* _EXERCISE_
Rewrite the rows from the line containing "table-row — [30, 415, 396, 427]" through the line containing "table-row — [30, 342, 396, 354]", both included, as a Markdown table with the columns Number and Entry. Give each line its own table row and leave out blank lines.

* _GIVEN INFORMATION_
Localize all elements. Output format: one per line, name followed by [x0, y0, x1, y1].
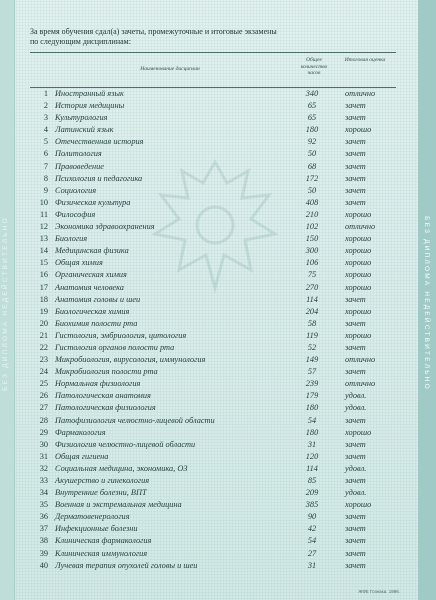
table-row — [30, 415, 396, 427]
hours-value: 180 — [305, 427, 319, 437]
hours-value: 180 — [305, 125, 319, 135]
discipline-name: Биологическая химия — [55, 306, 130, 316]
grade-value: зачет — [345, 476, 366, 485]
row-number: 39 — [39, 548, 48, 558]
discipline-name: Биология — [55, 234, 88, 244]
row-number: 40 — [39, 560, 48, 570]
discipline-name: Акушерство и гинекология — [55, 476, 150, 485]
hours-value: 65 — [307, 101, 317, 111]
row-number: 3 — [43, 113, 48, 123]
discipline-name: Органическая химия — [55, 270, 127, 280]
discipline-name: Внутренние болезни, ВПТ — [55, 488, 147, 498]
discipline-name: Нормальная физиология — [55, 379, 141, 389]
table-row — [30, 257, 396, 269]
table-row — [30, 233, 396, 245]
table-row — [30, 463, 396, 475]
table-row — [30, 282, 396, 294]
grade-value: зачет — [345, 367, 366, 377]
right-security-band — [418, 0, 436, 600]
grade-value: зачет — [345, 439, 366, 449]
discipline-name: Гистология, эмбриология, цитология — [55, 330, 187, 340]
row-number: 11 — [40, 209, 48, 219]
grade-value: хорошо — [345, 500, 372, 510]
row-number: 21 — [39, 330, 48, 340]
table-row — [30, 475, 396, 487]
hours-value: 119 — [306, 330, 318, 340]
grade-value: отлично — [345, 89, 376, 98]
grade-value: зачет — [345, 185, 366, 195]
table-header — [30, 52, 396, 88]
grade-value: отлично — [345, 222, 376, 232]
discipline-name: Общая гигиена — [55, 451, 109, 461]
hours-value: 85 — [307, 476, 317, 485]
discipline-name: История медицины — [55, 101, 125, 111]
table-row — [30, 185, 396, 197]
grade-value: зачет — [345, 101, 366, 111]
hours-value: 57 — [307, 367, 317, 377]
discipline-name: Микробиология, вирусология, иммунология — [55, 355, 206, 365]
hours-value: 42 — [307, 524, 317, 534]
table-row — [30, 342, 396, 354]
hours-value: 204 — [305, 306, 319, 316]
row-number: 18 — [39, 294, 48, 304]
grade-value: удовл. — [345, 488, 367, 498]
hours-value: 50 — [307, 149, 317, 159]
table-row — [30, 499, 396, 511]
grade-value: хорошо — [345, 427, 372, 437]
grade-value: зачет — [345, 524, 366, 534]
row-number: 36 — [39, 512, 48, 522]
discipline-name: Биохимия полости рта — [55, 318, 138, 328]
discipline-name: Отечественная история — [55, 137, 144, 147]
hours-value: 54 — [307, 536, 317, 546]
table-row — [30, 427, 396, 439]
discipline-name: Клиническая фармакология — [55, 536, 152, 546]
hours-value: 300 — [305, 246, 319, 256]
grade-value: зачет — [345, 137, 366, 147]
hours-value: 68 — [307, 161, 317, 171]
grade-value: зачет — [345, 548, 366, 558]
grade-value: зачет — [345, 149, 366, 159]
discipline-name: Экономика здравоохранения — [55, 222, 155, 232]
row-number: 30 — [39, 439, 48, 449]
discipline-name: Клиническая иммунология — [55, 548, 148, 558]
table-row — [30, 535, 396, 547]
row-number: 14 — [39, 246, 48, 256]
grade-value: зачет — [345, 113, 366, 123]
table-row — [30, 124, 396, 136]
table-row — [30, 366, 396, 378]
row-number: 23 — [39, 355, 48, 365]
table-row — [30, 330, 396, 342]
row-number: 35 — [39, 500, 48, 510]
grade-value: хорошо — [345, 246, 372, 256]
grade-value: зачет — [345, 536, 366, 546]
hours-value: 92 — [307, 137, 317, 147]
table-row — [30, 548, 396, 560]
row-number: 1 — [43, 89, 48, 98]
left-security-band — [0, 0, 15, 600]
hours-value: 102 — [305, 222, 319, 232]
discipline-name: Дерматовенерология — [55, 512, 130, 522]
header-note: За время обучения сдал(а) зачеты, промежуточные и итоговые экзамены по следующим дисциплинам: — [30, 27, 277, 46]
grade-value: зачет — [345, 512, 366, 522]
hours-value: 120 — [305, 451, 319, 461]
discipline-name: Социология — [55, 185, 97, 195]
hours-value: 75 — [307, 270, 317, 280]
printer-mark: ЖФЕ Гознака. 1996. — [358, 589, 400, 594]
table-row — [30, 112, 396, 124]
grade-value: зачет — [345, 161, 366, 171]
grade-value: хорошо — [345, 258, 372, 268]
table-row — [30, 306, 396, 318]
row-number: 7 — [43, 161, 48, 171]
table-row — [30, 221, 396, 233]
table-row — [30, 197, 396, 209]
hours-value: 65 — [307, 113, 317, 123]
row-number: 9 — [43, 185, 48, 195]
hours-value: 180 — [305, 403, 319, 413]
discipline-name: Общая химия — [55, 258, 103, 268]
discipline-name: Патологическая анатомия — [55, 391, 151, 401]
table-row — [30, 390, 396, 402]
hours-value: 385 — [305, 500, 319, 510]
table-row — [30, 269, 396, 281]
grade-value: хорошо — [345, 282, 372, 292]
hours-value: 340 — [305, 89, 319, 98]
hours-value: 58 — [307, 318, 317, 328]
grade-value: зачет — [345, 294, 366, 304]
row-number: 19 — [39, 306, 48, 316]
row-number: 4 — [43, 125, 48, 135]
table-row — [30, 378, 396, 390]
discipline-name: Микробиология полости рта — [55, 367, 158, 377]
discipline-name: Анатомия головы и шеи — [55, 294, 141, 304]
left-band-text: БЕЗ ДИПЛОМА НЕДЕЙСТВИТЕЛЬНО — [1, 216, 9, 391]
row-number: 28 — [39, 415, 48, 425]
grade-value: зачет — [345, 318, 366, 328]
grade-value: хорошо — [345, 234, 372, 244]
row-number: 24 — [39, 367, 48, 377]
row-number: 26 — [39, 391, 48, 401]
hours-value: 172 — [305, 173, 319, 183]
discipline-name: Культурология — [55, 113, 108, 123]
hours-value: 90 — [307, 512, 317, 522]
discipline-name: Анатомия человека — [55, 282, 124, 292]
column-header-hours: Общее количество часов — [300, 57, 328, 76]
table-row — [30, 136, 396, 148]
table-row — [30, 148, 396, 160]
row-number: 8 — [43, 173, 48, 183]
discipline-name: Гистология органов полости рта — [55, 342, 175, 352]
row-number: 6 — [43, 149, 48, 159]
discipline-name: Физическая культура — [55, 197, 131, 207]
hours-value: 210 — [305, 209, 319, 219]
row-number: 15 — [39, 258, 48, 268]
grade-value: удовл. — [345, 391, 367, 401]
column-header-grade: Итоговая оценка — [344, 57, 386, 63]
grade-value: зачет — [345, 197, 366, 207]
row-number: 25 — [39, 379, 48, 389]
hours-value: 27 — [307, 548, 317, 558]
row-number: 5 — [43, 137, 48, 147]
row-number: 34 — [39, 488, 48, 498]
grade-value: зачет — [345, 451, 366, 461]
row-number: 2 — [43, 101, 48, 111]
grade-value: хорошо — [345, 330, 372, 340]
grade-value: отлично — [345, 379, 376, 389]
row-number: 33 — [39, 476, 48, 485]
table-row — [30, 161, 396, 173]
hours-value: 31 — [307, 439, 317, 449]
hours-value: 149 — [305, 355, 319, 365]
table-row — [30, 402, 396, 414]
discipline-name: Военная и экстремальная медицина — [55, 500, 182, 510]
discipline-name: Иностранный язык — [55, 89, 124, 98]
hours-value: 114 — [306, 463, 318, 473]
row-number: 22 — [39, 342, 48, 352]
row-number: 12 — [39, 222, 48, 232]
row-number: 10 — [39, 197, 48, 207]
grade-value: зачет — [345, 173, 366, 183]
row-number: 16 — [39, 270, 48, 280]
discipline-name: Политология — [55, 149, 102, 159]
hours-value: 239 — [305, 379, 319, 389]
hours-value: 54 — [307, 415, 317, 425]
row-number: 20 — [39, 318, 48, 328]
row-number: 17 — [39, 282, 48, 292]
row-number: 37 — [39, 524, 48, 534]
discipline-name: Медицинская физика — [55, 246, 129, 256]
table-row — [30, 209, 396, 221]
discipline-name: Психология и педагогика — [55, 173, 143, 183]
table-row — [30, 88, 396, 100]
discipline-name: Правоведение — [55, 161, 104, 171]
table-row — [30, 173, 396, 185]
discipline-name: Физиология челюстно-лицевой области — [55, 439, 196, 449]
grade-value: удовл. — [345, 463, 367, 473]
discipline-name: Латинский язык — [55, 125, 114, 135]
table-row — [30, 100, 396, 112]
discipline-name: Фармакология — [55, 427, 106, 437]
discipline-list — [30, 88, 396, 572]
discipline-name: Философия — [55, 209, 96, 219]
table-row — [30, 245, 396, 257]
grade-value: удовл. — [345, 403, 367, 413]
table-row — [30, 318, 396, 330]
hours-value: 150 — [305, 234, 319, 244]
grade-value: зачет — [345, 342, 366, 352]
table-row — [30, 439, 396, 451]
right-band-text: БЕЗ ДИПЛОМА НЕДЕЙСТВИТЕЛЬНО — [423, 216, 431, 391]
row-number: 32 — [39, 463, 48, 473]
table-row — [30, 487, 396, 499]
hours-value: 270 — [305, 282, 319, 292]
hours-value: 106 — [305, 258, 319, 268]
table-row — [30, 523, 396, 535]
row-number: 31 — [39, 451, 48, 461]
row-number: 38 — [39, 536, 48, 546]
discipline-name: Лучевая терапия опухолей головы и шеи — [55, 560, 198, 570]
hours-value: 31 — [307, 560, 317, 570]
grade-value: хорошо — [345, 125, 372, 135]
hours-value: 114 — [306, 294, 318, 304]
column-header-discipline: Наименование дисциплин — [140, 66, 200, 72]
grade-value: хорошо — [345, 306, 372, 316]
grade-value: хорошо — [345, 209, 372, 219]
hours-value: 209 — [305, 488, 319, 498]
row-number: 13 — [39, 234, 48, 244]
discipline-name: Инфекционные болезни — [55, 524, 138, 534]
table-row — [30, 451, 396, 463]
table-row — [30, 560, 396, 572]
table-row — [30, 511, 396, 523]
discipline-name: Патологическая физиология — [55, 403, 156, 413]
grade-value: зачет — [345, 560, 366, 570]
table-row — [30, 354, 396, 366]
hours-value: 52 — [307, 342, 317, 352]
hours-value: 50 — [307, 185, 317, 195]
table-row — [30, 294, 396, 306]
discipline-name: Патофизиология челюстно-лицевой области — [55, 415, 215, 425]
hours-value: 408 — [305, 197, 319, 207]
grade-value: отлично — [345, 355, 376, 365]
row-number: 27 — [39, 403, 48, 413]
grade-value: хорошо — [345, 270, 372, 280]
hours-value: 179 — [305, 391, 319, 401]
row-number: 29 — [39, 427, 48, 437]
grade-value: зачет — [345, 415, 366, 425]
discipline-name: Социальная медицина, экономика, ОЗ — [55, 463, 188, 473]
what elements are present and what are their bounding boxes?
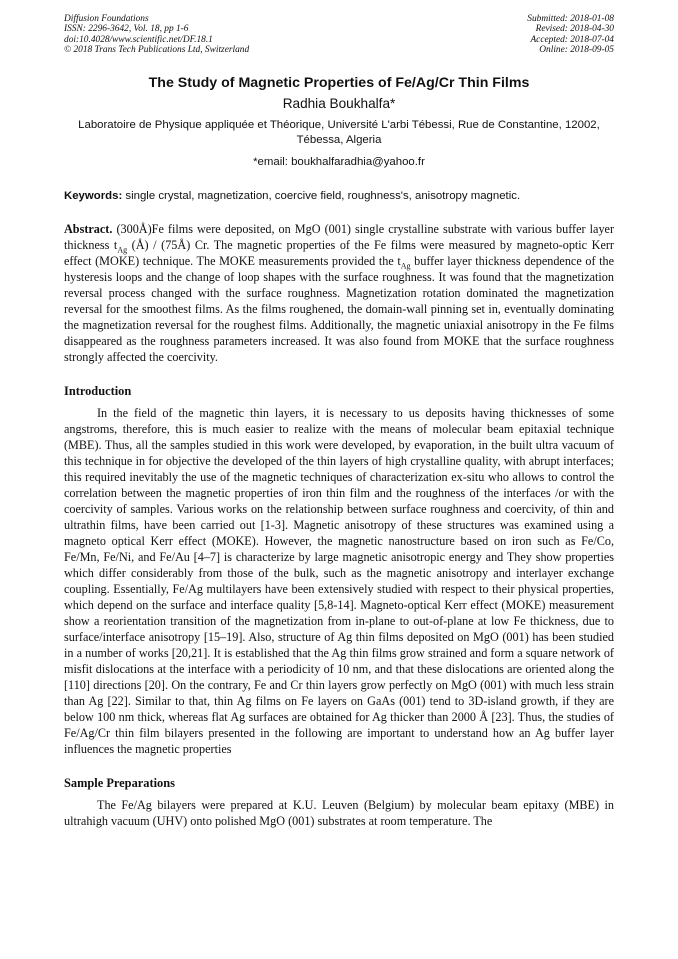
- abstract-text-2: (Å) / (75Å) Cr. The magnetic properties of the Fe films were measured by magneto-optic Kerr effect (MOKE) technique. The MOKE measurements provided the t: [64, 237, 614, 268]
- journal-name: Diffusion Foundations: [64, 14, 149, 24]
- keywords-label: Keywords:: [64, 189, 123, 202]
- introduction-paragraph: In the field of the magnetic thin layers, it is necessary to us deposits having thicknesses of some angstroms, therefore, this is much easier to realize with the means of molecular beam epitaxial technique (MBE). Thus, all the samples studied in this work were developed, by evaporation, in the built ultra vacuum of this technique in for objective the developed of the thin layers of high crystalline quality, with abrupt interfaces; this required inevitably the use of the magnetic techniques of characterization ex-situ who allows to control the correlation between the magnetic properties of iron thin film and the roughness of the interfaces /or with the coercivity of samples. Various works on the relationship between surface roughness and coercivity, of thin and ultrathin films, have been carried out [1-3]. Magnetic anisotropy of these structures was examined using a magneto optical Kerr effect (MOKE). However, the magnetic nanostructure based on iron such as Fe/Co, Fe/Mn, Fe/Ni, and Fe/Au [4–7] is characterize by large magnetic anisotropic energy and They show properties which differ considerably from those of the bulk, such as the magnetic anisotropy and interlayer exchange coupling. Essentially, Fe/Ag multilayers have been extensively studied with respect to their physical properties, which depend on the surface and interface quality [5,8-14]. Magneto-optical Kerr effect (MOKE) measurement show a reorientation transition of the magnetization from in-plane to out-of-plane at low Fe thickness, due to surface/interface anisotropy [15–19]. Also, structure of Ag thin films deposited on MgO (001) has been studied in a number of works [20,21]. It is established that the Ag thin films grow strained and form a square network of misfit dislocations at the interface with a periodicity of 10 nm, and that these dislocations are oriented along the [110] directions [20]. On the contrary, Fe and Cr thin layers grow perfectly on MgO (001) with much less strain than Ag [22]. Similar to that, thin Ag films on Fe layers on GaAs (001) tend to 3D-island growth, if they are below 100 nm thick, whereas flat Ag surfaces are obtained for Ag thicker than 2000 Å [23]. Thus, the studies of Fe/Ag/Cr thin film bilayers presented in the following are important to understand how an Ag buffer layer influences the magnetic properties: [64, 405, 614, 756]
- journal-doi: doi:10.4028/www.scientific.net/DF.18.1: [64, 34, 213, 45]
- journal-info: [64, 14, 249, 56]
- abstract-subscript-2: Ag: [400, 261, 411, 271]
- keywords: [64, 189, 614, 204]
- abstract-text-3: buffer layer thickness dependence of the hysteresis loops and the change of loop shapes with the surface roughness. It was found that the magnetization reversal process changed with the surface roughness. Magnetization rotation dominated the magnetization reversal for the smoothest films. As the films roughened, the domain-wall pinning set in, eventually dominating the magnetization reversal for the roughest films. Additionally, the magnetic uniaxial anisotropy in the Fe films disappeared as the roughness parameters increased. It was also found from MOKE that the surface roughness strongly affected the coercivity.: [64, 253, 614, 364]
- date-revised: Revised: 2018-04-30: [535, 24, 614, 35]
- submission-dates: [527, 14, 614, 56]
- abstract: [64, 221, 614, 365]
- paper-author: Radhia Boukhalfa*: [282, 95, 396, 111]
- author-affiliation: Laboratoire de Physique appliquée et Théorique, Université L'arbi Tébessi, Rue de Constantine, 12002, Tébessa, Algeria: [78, 118, 600, 146]
- abstract-label: Abstract.: [64, 221, 113, 236]
- sample-preparations-heading: Sample Preparations: [64, 775, 175, 790]
- sample-preparations-paragraph: The Fe/Ag bilayers were prepared at K.U. Leuven (Belgium) by molecular beam epitaxy (MBE) in ultrahigh vacuum (UHV) onto polished MgO (001) substrates at room temperature. The: [64, 797, 614, 828]
- author-email: *email: boukhalfaradhia@yahoo.fr: [253, 155, 425, 168]
- date-accepted: Accepted: 2018-07-04: [530, 34, 614, 45]
- publication-header: [64, 14, 614, 56]
- journal-copyright: © 2018 Trans Tech Publications Ltd, Switzerland: [64, 45, 250, 56]
- introduction-heading: Introduction: [64, 383, 132, 398]
- journal-issn: ISSN: 2296-3642, Vol. 18, pp 1-6: [64, 24, 189, 35]
- keywords-text: single crystal, magnetization, coercive field, roughness's, anisotropy magnetic.: [122, 189, 521, 202]
- date-submitted: Submitted: 2018-01-08: [527, 14, 614, 24]
- date-online: Online: 2018-09-05: [539, 45, 614, 56]
- paper-title: The Study of Magnetic Properties of Fe/Ag/Cr Thin Films: [148, 74, 530, 91]
- abstract-text-1: (300Å)Fe films were deposited, on MgO (001) single crystalline substrate with various buffer layer thickness t: [64, 221, 614, 252]
- abstract-subscript-1: Ag: [117, 245, 128, 255]
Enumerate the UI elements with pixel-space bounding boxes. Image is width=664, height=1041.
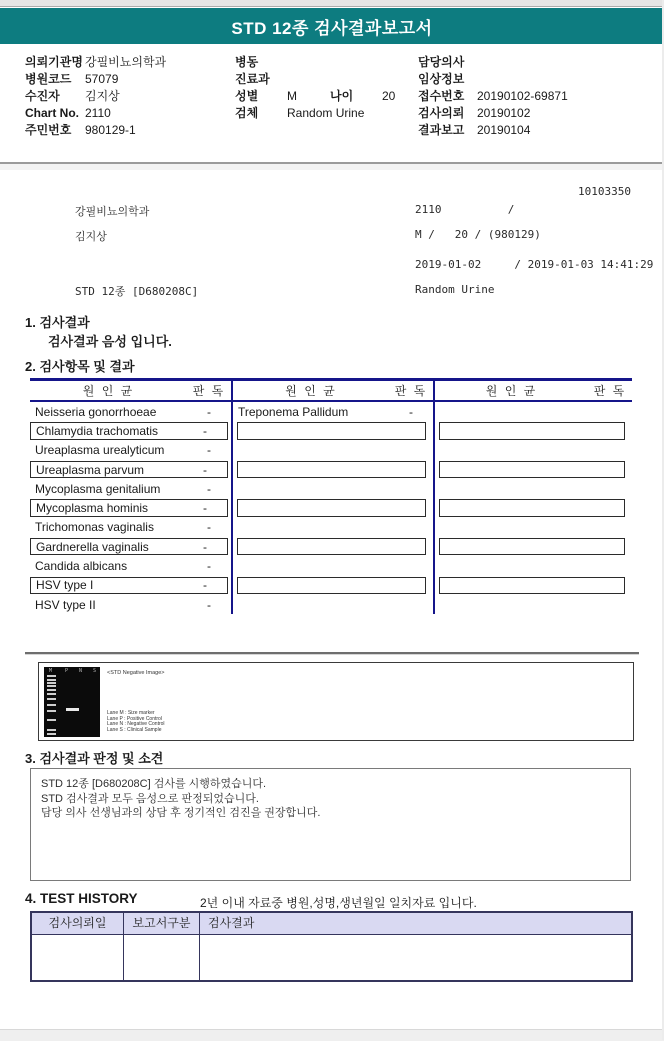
result-value: - (207, 404, 211, 419)
gel-legend-line: Lane M : Size marker (107, 710, 155, 716)
report-serial-number: 10103350 (578, 185, 631, 198)
sample-band (66, 708, 79, 711)
test-row (30, 441, 231, 460)
field-label: 접수번호 (418, 89, 465, 103)
ladder-band (47, 693, 56, 695)
result-value: - (207, 520, 211, 535)
test-row (30, 595, 231, 614)
ladder-band (47, 689, 56, 691)
test-row (233, 556, 433, 575)
test-row (30, 499, 228, 516)
comment-line: 담당 의사 선생님과의 상담 후 정기적인 검진을 권장합니다. (41, 807, 321, 819)
field-label: 검사의뢰 (418, 106, 465, 120)
field-label: Chart No. (25, 106, 79, 120)
table-column-group-3 (435, 402, 632, 614)
test-row (237, 577, 426, 594)
form-column-right (418, 54, 653, 139)
test-row (30, 402, 231, 421)
test-row (439, 577, 625, 594)
lane-label: M (49, 668, 53, 674)
form-row (235, 88, 415, 105)
field-label: 진료과 (235, 72, 270, 86)
preview-left-text: STD 12종 [D680208C] (75, 285, 199, 298)
form-row (25, 122, 233, 139)
test-row (237, 422, 426, 439)
organism-name: Ureaplasma urealyticum (35, 443, 165, 458)
history-header-cell: 검사결과 (208, 916, 255, 930)
section1-result-text: 검사결과 음성 입니다. (48, 334, 172, 349)
form-row (418, 54, 653, 71)
test-row (435, 518, 632, 537)
result-value: - (207, 559, 211, 574)
table-header-group-3 (435, 381, 632, 400)
field-label: 담당의사 (418, 55, 465, 69)
result-value: - (203, 539, 207, 554)
report-title-bar (0, 8, 664, 44)
history-body-cell (200, 935, 631, 981)
test-row (435, 402, 632, 421)
test-row (237, 461, 426, 478)
window-top-strip (0, 0, 664, 7)
form-column-middle (235, 54, 415, 122)
result-value: - (203, 501, 207, 516)
test-row (30, 538, 228, 555)
preview-right-text: Random Urine (415, 283, 495, 296)
field-value: 20190102 (477, 106, 531, 120)
field-label: 병원코드 (25, 72, 72, 86)
report-preview-header (0, 170, 664, 312)
section2-heading: 2. 검사항목 및 결과 (25, 359, 135, 374)
double-rule-divider (25, 652, 639, 655)
history-header-cell: 검사의뢰일 (32, 913, 124, 934)
organism-name: Chlamydia trachomatis (36, 423, 159, 438)
history-body-cell (32, 935, 124, 981)
test-row (237, 538, 426, 555)
field-value: 20 (382, 89, 396, 103)
lane-label: P (65, 668, 69, 674)
field-label: 임상정보 (418, 72, 465, 86)
test-row (233, 518, 433, 537)
history-header-cell: 보고서구분 (124, 913, 200, 934)
form-row (235, 54, 415, 71)
gel-electrophoresis-image (44, 667, 100, 737)
gel-legend-line: Lane N : Negative Control (107, 721, 165, 727)
table-header-row (30, 378, 632, 402)
field-value: Random Urine (287, 106, 365, 120)
test-row (439, 461, 625, 478)
result-value: - (203, 578, 207, 593)
organism-column-header: 원 인 균 (485, 384, 538, 398)
patient-info-section (0, 54, 664, 160)
organism-name: Mycoplasma genitalium (35, 481, 161, 496)
organism-name: HSV type I (36, 578, 94, 593)
field-label: 병동 (235, 55, 259, 69)
ladder-band (47, 733, 56, 735)
result-column-header: 판 독 (192, 384, 226, 398)
organism-name: Candida albicans (35, 559, 128, 574)
organism-name: Ureaplasma parvum (36, 462, 145, 477)
table-body (30, 402, 632, 614)
gel-image-panel (38, 662, 634, 741)
preview-right-text: M / 20 / (980129) (415, 228, 541, 241)
result-value: - (207, 443, 211, 458)
test-history-table (30, 911, 633, 982)
section4-heading: 4. TEST HISTORY (25, 891, 138, 906)
table-column-group-1 (30, 402, 231, 614)
field-label: 의뢰기관명 (25, 55, 83, 69)
ladder-band (47, 679, 56, 681)
test-row (435, 595, 632, 614)
form-row (25, 71, 233, 88)
result-value: - (409, 404, 413, 419)
lane-label: S (93, 668, 97, 674)
result-value: - (207, 481, 211, 496)
test-row (435, 441, 632, 460)
ladder-band (47, 704, 56, 706)
organism-name: Gardnerella vaginalis (36, 539, 149, 554)
test-row (435, 556, 632, 575)
preview-left-text: 강필비뇨의학과 (75, 205, 150, 218)
field-label: 나이 (330, 89, 354, 103)
result-value: - (203, 462, 207, 477)
history-body-cell (124, 935, 200, 981)
result-column-header: 판 독 (394, 384, 428, 398)
gel-legend (107, 711, 165, 733)
field-value: 2110 (85, 106, 111, 120)
test-row (30, 556, 231, 575)
field-value: 20190102-69871 (477, 89, 568, 103)
comment-line: STD 12종 [D680208C] 검사를 시행하였습니다. (41, 778, 267, 790)
field-value: M (287, 89, 297, 103)
result-value: - (203, 423, 207, 438)
field-label: 주민번호 (25, 123, 72, 137)
history-note: 2년 이내 자료중 병원,성명,생년월일 일치자료 입니다. (200, 896, 477, 910)
organism-name: Neisseria gonorrhoeae (35, 404, 157, 419)
section1-heading: 1. 검사결과 (25, 315, 90, 330)
table-header-group-2 (233, 381, 433, 400)
organism-column-header: 원 인 균 (285, 384, 337, 398)
gel-legend-line: Lane P : Positive Control (107, 715, 162, 722)
ladder-band (47, 682, 56, 684)
comment-box (30, 768, 631, 881)
ladder-band (47, 710, 56, 712)
form-row (25, 105, 233, 122)
ladder-band (47, 719, 56, 721)
window-bottom-strip (0, 1029, 664, 1041)
history-header-row (32, 913, 631, 935)
test-row (233, 595, 433, 614)
field-value: 20190104 (477, 123, 531, 137)
history-body-row (32, 935, 631, 981)
organism-name: Treponema Pallidum (238, 404, 349, 419)
test-row (30, 479, 231, 498)
report-title: STD 12종 검사결과보고서 (231, 18, 433, 38)
gel-caption: <STD Negative Image> (107, 670, 165, 676)
test-items-table (30, 378, 632, 614)
field-value: 980129-1 (85, 123, 136, 137)
organism-name: HSV type II (35, 597, 96, 612)
form-row (235, 105, 415, 122)
gel-legend-line: Lane S : Clinical Sample (107, 726, 162, 733)
result-column-header: 판 독 (593, 384, 627, 398)
test-row (30, 461, 228, 478)
test-row (233, 402, 433, 421)
table-header-group-1 (30, 381, 231, 400)
result-value: - (207, 597, 211, 612)
organism-name: Trichomonas vaginalis (35, 520, 154, 535)
field-value: 강필비뇨의학과 (85, 55, 167, 69)
test-row (439, 422, 625, 439)
test-row (30, 518, 231, 537)
test-row (30, 422, 228, 439)
organism-column-header: 원 인 균 (82, 384, 135, 398)
test-row (30, 577, 228, 594)
test-row (439, 538, 625, 555)
form-row (418, 105, 653, 122)
ladder-band (47, 698, 56, 700)
form-row (235, 71, 415, 88)
field-label: 성별 (235, 89, 259, 103)
test-row (233, 479, 433, 498)
form-row (25, 54, 233, 71)
test-row (435, 479, 632, 498)
preview-left-text: 김지상 (75, 230, 107, 243)
form-row (418, 122, 653, 139)
form-row (25, 88, 233, 105)
ladder-band (47, 685, 56, 687)
field-label: 수진자 (25, 89, 60, 103)
comment-line: STD 검사결과 모두 음성으로 판정되었습니다. (41, 792, 259, 805)
form-row (418, 88, 653, 105)
ladder-band (47, 675, 56, 677)
field-value: 김지상 (85, 89, 120, 103)
test-row (439, 499, 625, 516)
lane-label: N (79, 668, 83, 674)
field-value: 57079 (85, 72, 119, 86)
test-row (233, 441, 433, 460)
form-row (418, 71, 653, 88)
form-column-left (25, 54, 233, 139)
test-row (237, 499, 426, 516)
field-label: 결과보고 (418, 123, 465, 137)
preview-right-text: 2019-01-02 / 2019-01-03 14:41:29 (415, 258, 654, 271)
field-label: 검체 (235, 106, 259, 120)
ladder-band (47, 729, 56, 731)
section3-heading: 3. 검사결과 판정 및 소견 (25, 751, 164, 766)
preview-right-text: 2110 / (415, 203, 515, 216)
organism-name: Mycoplasma hominis (36, 501, 149, 516)
table-column-group-2 (233, 402, 433, 614)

* _EXERCISE RESULT_
| Number | Entry |
|---|---|
| 1 | table-row — [30, 415, 396, 427] |
| 2 | hours-value: 180 — [305, 427, 319, 437] |
| 3 | hours-value: 180 — [305, 125, 319, 135] |
| 4 | discipline-name: Биологическая химия — [55, 306, 130, 316] |
| 5 | grade-value: зачет — [345, 476, 366, 485] |
| 6 | row-number: 39 — [39, 548, 48, 558] |
| 7 | discipline-name: Биология — [55, 234, 88, 244] |
| 8 | row-number: 40 — [39, 560, 48, 570] |
| 9 | discipline-name: Акушерство и гинекология — [55, 476, 150, 485] |
| 10 | hours-value: 65 — [307, 101, 317, 111] |
| 11 | row-number: 3 — [43, 113, 48, 123] |
| 12 | discipline-name: Органическая химия — [55, 270, 127, 280] |
| 13 | discipline-name: Внутренние болезни, ВПТ — [55, 488, 147, 498] |
| 14 | discipline-name: Нормальная физиология — [55, 379, 141, 389] |
| 15 | table-row — [30, 257, 396, 269] |
| 16 | table-row — [30, 233, 396, 245] |
| 17 | table-row — [30, 463, 396, 475] |
| 18 | table-row — [30, 282, 396, 294] |
| 19 | grade-value: зачет — [345, 367, 366, 377] |
| 20 | right-security-band — [418, 0, 436, 600] |
| 21 | grade-value: зачет — [345, 439, 366, 449] |
| 22 | discipline-name: Гистология, эмбриология, цитология — [55, 330, 187, 340] |
| 23 | row-number: 11 — [40, 209, 48, 219] |
| 24 | grade-value: хорошо — [345, 500, 372, 510] |
| 25 | row-number: 21 — [39, 330, 48, 340] |
| 26 | table-row — [30, 475, 396, 487] |
| 27 | hours-value: 119 — [306, 330, 318, 340] |
| 28 | grade-value: отлично — [345, 89, 376, 98] |
| 29 | grade-value: зачет — [345, 185, 366, 195] |
| 30 | table-header — [30, 52, 396, 88] |
| 31 | grade-value: отлично — [345, 222, 376, 232] |
| 32 | discipline-name: Общая гигиена — [55, 451, 109, 461] |
| 33 | hours-value: 85 — [307, 476, 317, 485] |
| 34 | discipline-name: История медицины — [55, 101, 125, 111] |
| 35 | table-row — [30, 185, 396, 197] |
| 36 | grade-value: зачет — [345, 101, 366, 111] |
| 37 | hours-value: 57 — [307, 367, 317, 377] |
| 38 | discipline-name: Микробиология, вирусология, иммунология — [55, 355, 206, 365] |
| 39 | hours-value: 42 — [307, 524, 317, 534] |
| 40 | table-row — [30, 342, 396, 354] |